## Task prompt
Check each line of the records below for the word "Кадастровый" and copy those where it appears.

** BEGIN **

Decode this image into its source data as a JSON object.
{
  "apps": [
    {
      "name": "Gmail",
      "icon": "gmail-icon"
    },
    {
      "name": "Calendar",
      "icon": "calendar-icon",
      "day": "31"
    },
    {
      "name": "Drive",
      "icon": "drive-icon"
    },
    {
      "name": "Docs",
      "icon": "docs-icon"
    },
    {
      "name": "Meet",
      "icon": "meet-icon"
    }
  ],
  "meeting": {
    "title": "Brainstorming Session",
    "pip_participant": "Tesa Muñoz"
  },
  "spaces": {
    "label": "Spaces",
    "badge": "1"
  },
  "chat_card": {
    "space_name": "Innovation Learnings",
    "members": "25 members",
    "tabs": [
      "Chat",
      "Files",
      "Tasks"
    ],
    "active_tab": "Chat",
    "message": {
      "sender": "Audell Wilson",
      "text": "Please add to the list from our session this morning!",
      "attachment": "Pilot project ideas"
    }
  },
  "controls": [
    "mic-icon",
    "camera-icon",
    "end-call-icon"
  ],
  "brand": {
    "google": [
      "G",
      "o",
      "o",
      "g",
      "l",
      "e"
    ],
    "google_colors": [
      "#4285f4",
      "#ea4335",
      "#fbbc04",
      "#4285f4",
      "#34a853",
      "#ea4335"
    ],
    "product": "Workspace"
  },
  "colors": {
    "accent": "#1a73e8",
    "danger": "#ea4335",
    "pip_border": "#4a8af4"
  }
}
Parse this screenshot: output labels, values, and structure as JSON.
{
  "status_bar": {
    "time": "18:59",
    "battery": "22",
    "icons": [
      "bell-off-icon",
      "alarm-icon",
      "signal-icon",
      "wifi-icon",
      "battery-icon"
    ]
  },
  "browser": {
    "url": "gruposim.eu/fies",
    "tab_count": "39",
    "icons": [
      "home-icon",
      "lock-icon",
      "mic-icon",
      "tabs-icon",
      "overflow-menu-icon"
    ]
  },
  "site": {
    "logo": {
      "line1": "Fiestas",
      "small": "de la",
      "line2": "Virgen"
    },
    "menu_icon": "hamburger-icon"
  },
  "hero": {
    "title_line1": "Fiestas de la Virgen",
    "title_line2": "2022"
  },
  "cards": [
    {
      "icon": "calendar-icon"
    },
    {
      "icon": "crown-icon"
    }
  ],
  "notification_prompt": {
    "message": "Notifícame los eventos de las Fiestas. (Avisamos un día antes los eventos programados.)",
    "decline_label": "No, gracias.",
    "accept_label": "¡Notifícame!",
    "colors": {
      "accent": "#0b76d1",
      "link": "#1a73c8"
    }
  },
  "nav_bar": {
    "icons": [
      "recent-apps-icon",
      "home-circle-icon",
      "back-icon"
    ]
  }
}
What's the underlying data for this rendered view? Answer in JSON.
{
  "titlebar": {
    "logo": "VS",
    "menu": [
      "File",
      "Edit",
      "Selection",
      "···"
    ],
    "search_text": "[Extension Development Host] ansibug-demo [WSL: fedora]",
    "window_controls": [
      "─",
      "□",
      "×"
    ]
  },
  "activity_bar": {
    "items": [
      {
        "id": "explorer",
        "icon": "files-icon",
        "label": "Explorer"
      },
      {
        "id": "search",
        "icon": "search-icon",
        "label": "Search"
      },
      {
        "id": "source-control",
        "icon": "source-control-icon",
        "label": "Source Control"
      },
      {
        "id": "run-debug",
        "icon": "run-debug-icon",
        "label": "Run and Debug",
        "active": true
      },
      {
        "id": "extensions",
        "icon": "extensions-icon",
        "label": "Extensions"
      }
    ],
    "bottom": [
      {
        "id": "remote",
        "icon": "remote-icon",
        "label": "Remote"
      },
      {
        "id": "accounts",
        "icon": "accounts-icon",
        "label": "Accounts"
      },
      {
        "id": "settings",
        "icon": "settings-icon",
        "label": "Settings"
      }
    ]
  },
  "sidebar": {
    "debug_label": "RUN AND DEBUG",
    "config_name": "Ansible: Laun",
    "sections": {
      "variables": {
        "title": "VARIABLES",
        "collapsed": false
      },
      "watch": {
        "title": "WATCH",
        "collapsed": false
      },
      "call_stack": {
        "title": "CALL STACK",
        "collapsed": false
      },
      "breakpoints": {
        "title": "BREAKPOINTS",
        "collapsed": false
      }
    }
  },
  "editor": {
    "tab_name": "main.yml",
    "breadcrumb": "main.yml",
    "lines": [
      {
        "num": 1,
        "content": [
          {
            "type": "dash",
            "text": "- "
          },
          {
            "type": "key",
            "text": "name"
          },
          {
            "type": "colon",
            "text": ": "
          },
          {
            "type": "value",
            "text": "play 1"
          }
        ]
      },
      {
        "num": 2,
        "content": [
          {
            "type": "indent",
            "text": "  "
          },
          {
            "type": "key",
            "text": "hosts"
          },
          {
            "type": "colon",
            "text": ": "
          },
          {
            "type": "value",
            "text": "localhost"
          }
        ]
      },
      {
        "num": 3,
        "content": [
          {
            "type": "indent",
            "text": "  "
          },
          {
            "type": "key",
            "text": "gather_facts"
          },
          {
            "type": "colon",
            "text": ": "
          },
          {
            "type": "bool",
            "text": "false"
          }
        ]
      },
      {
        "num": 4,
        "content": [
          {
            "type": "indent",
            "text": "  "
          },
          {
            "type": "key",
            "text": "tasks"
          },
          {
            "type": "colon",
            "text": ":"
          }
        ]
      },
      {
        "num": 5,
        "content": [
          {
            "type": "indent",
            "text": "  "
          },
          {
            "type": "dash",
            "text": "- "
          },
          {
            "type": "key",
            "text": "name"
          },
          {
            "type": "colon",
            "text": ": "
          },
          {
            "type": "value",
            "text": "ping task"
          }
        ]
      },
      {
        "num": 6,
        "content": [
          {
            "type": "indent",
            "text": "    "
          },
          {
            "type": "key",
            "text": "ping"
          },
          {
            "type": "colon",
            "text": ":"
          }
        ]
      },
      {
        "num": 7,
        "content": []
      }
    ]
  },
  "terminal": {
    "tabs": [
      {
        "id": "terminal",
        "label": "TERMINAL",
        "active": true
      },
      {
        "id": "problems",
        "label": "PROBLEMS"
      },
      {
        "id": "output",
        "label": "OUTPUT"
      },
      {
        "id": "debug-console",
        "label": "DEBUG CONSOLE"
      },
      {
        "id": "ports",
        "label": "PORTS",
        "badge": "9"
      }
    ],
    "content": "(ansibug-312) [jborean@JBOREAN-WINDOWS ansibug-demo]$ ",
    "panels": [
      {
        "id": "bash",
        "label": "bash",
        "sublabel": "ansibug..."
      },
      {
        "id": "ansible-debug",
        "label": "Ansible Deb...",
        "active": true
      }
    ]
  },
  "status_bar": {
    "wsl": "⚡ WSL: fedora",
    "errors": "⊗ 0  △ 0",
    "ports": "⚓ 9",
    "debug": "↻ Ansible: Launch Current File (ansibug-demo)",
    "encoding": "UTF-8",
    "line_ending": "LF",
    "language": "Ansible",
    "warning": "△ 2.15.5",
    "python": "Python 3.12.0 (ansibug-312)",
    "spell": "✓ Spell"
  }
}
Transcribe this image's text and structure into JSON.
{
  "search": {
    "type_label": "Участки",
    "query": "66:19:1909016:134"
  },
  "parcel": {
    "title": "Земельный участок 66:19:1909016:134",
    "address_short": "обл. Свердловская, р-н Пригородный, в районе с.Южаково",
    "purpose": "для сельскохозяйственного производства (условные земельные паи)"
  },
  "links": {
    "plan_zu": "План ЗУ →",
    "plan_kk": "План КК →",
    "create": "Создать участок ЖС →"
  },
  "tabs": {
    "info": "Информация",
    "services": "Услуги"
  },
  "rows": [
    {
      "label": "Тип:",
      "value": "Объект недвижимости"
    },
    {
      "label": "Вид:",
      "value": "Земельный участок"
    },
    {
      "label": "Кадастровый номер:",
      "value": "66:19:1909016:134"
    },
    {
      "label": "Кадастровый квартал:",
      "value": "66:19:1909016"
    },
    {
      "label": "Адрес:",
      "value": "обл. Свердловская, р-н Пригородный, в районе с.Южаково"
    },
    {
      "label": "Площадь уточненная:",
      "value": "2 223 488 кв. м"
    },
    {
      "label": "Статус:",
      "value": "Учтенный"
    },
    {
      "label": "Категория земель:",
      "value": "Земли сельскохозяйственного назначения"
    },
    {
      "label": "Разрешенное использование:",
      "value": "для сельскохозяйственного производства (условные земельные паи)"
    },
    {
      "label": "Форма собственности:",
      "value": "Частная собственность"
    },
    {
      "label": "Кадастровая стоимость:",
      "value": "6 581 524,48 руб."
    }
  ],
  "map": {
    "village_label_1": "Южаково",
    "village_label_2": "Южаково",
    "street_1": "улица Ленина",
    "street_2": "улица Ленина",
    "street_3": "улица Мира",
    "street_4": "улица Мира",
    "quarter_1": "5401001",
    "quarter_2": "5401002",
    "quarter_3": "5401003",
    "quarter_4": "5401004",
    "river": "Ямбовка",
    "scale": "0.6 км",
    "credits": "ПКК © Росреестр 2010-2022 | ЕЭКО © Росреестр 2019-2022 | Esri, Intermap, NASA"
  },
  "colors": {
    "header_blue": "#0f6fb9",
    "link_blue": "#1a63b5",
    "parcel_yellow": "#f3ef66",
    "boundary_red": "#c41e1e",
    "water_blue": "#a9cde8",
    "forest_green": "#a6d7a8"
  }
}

** END **

## Correct answer
      "label": "Кадастровый номер:",
      "label": "Кадастровый квартал:",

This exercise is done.